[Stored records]

* * * * * * * * *

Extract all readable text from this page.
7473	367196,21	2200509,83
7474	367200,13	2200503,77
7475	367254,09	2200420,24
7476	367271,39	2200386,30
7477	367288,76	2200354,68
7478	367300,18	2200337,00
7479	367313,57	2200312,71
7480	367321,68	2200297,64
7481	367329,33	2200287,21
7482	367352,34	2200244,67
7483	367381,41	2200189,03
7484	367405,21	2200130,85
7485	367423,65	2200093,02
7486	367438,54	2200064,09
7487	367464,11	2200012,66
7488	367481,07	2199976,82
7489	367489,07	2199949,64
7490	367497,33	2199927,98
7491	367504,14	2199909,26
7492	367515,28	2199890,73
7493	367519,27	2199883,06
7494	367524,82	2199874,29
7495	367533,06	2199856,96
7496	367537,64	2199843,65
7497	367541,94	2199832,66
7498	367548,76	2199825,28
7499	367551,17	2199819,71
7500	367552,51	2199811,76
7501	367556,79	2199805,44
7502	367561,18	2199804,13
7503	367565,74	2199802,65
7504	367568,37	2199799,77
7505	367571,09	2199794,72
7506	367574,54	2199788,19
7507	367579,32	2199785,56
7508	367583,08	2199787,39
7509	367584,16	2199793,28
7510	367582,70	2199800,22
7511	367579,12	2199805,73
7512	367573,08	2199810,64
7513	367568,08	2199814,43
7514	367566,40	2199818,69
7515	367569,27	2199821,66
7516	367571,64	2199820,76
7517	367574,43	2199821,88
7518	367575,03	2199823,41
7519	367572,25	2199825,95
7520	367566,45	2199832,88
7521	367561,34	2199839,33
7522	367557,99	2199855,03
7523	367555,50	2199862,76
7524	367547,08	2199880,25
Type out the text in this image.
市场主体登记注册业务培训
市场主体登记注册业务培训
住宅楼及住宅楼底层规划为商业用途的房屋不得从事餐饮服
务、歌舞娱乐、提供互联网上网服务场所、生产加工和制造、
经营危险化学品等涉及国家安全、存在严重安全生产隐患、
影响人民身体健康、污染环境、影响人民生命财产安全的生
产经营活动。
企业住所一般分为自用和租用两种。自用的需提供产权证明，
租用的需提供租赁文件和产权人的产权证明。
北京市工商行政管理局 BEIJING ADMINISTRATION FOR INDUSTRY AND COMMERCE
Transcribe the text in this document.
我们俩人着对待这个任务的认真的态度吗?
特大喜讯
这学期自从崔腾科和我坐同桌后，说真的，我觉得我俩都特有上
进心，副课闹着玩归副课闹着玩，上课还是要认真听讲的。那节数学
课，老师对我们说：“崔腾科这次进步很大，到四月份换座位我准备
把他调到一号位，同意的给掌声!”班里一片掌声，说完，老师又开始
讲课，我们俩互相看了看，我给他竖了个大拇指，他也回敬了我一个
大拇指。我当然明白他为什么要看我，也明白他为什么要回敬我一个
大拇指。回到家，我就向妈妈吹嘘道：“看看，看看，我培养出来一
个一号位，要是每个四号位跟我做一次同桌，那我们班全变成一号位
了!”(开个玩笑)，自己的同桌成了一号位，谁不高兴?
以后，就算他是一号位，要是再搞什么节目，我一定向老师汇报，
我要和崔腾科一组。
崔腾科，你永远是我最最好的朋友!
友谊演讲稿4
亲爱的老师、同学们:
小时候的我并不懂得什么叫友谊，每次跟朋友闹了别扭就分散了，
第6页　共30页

* * * * * * * * *

**STATED GOAL:** Return exactly the lines of the data, and only those, from the line with "Transcribe the text in this document." through the last line, inclusive.

**COMPLETE RESPONSE:**
Transcribe the text in this document.
我们俩人着对待这个任务的认真的态度吗?
特大喜讯
这学期自从崔腾科和我坐同桌后，说真的，我觉得我俩都特有上
进心，副课闹着玩归副课闹着玩，上课还是要认真听讲的。那节数学
课，老师对我们说：“崔腾科这次进步很大，到四月份换座位我准备
把他调到一号位，同意的给掌声!”班里一片掌声，说完，老师又开始
讲课，我们俩互相看了看，我给他竖了个大拇指，他也回敬了我一个
大拇指。我当然明白他为什么要看我，也明白他为什么要回敬我一个
大拇指。回到家，我就向妈妈吹嘘道：“看看，看看，我培养出来一
个一号位，要是每个四号位跟我做一次同桌，那我们班全变成一号位
了!”(开个玩笑)，自己的同桌成了一号位，谁不高兴?
以后，就算他是一号位，要是再搞什么节目，我一定向老师汇报，
我要和崔腾科一组。
崔腾科，你永远是我最最好的朋友!
友谊演讲稿4
亲爱的老师、同学们:
小时候的我并不懂得什么叫友谊，每次跟朋友闹了别扭就分散了，
第6页　共30页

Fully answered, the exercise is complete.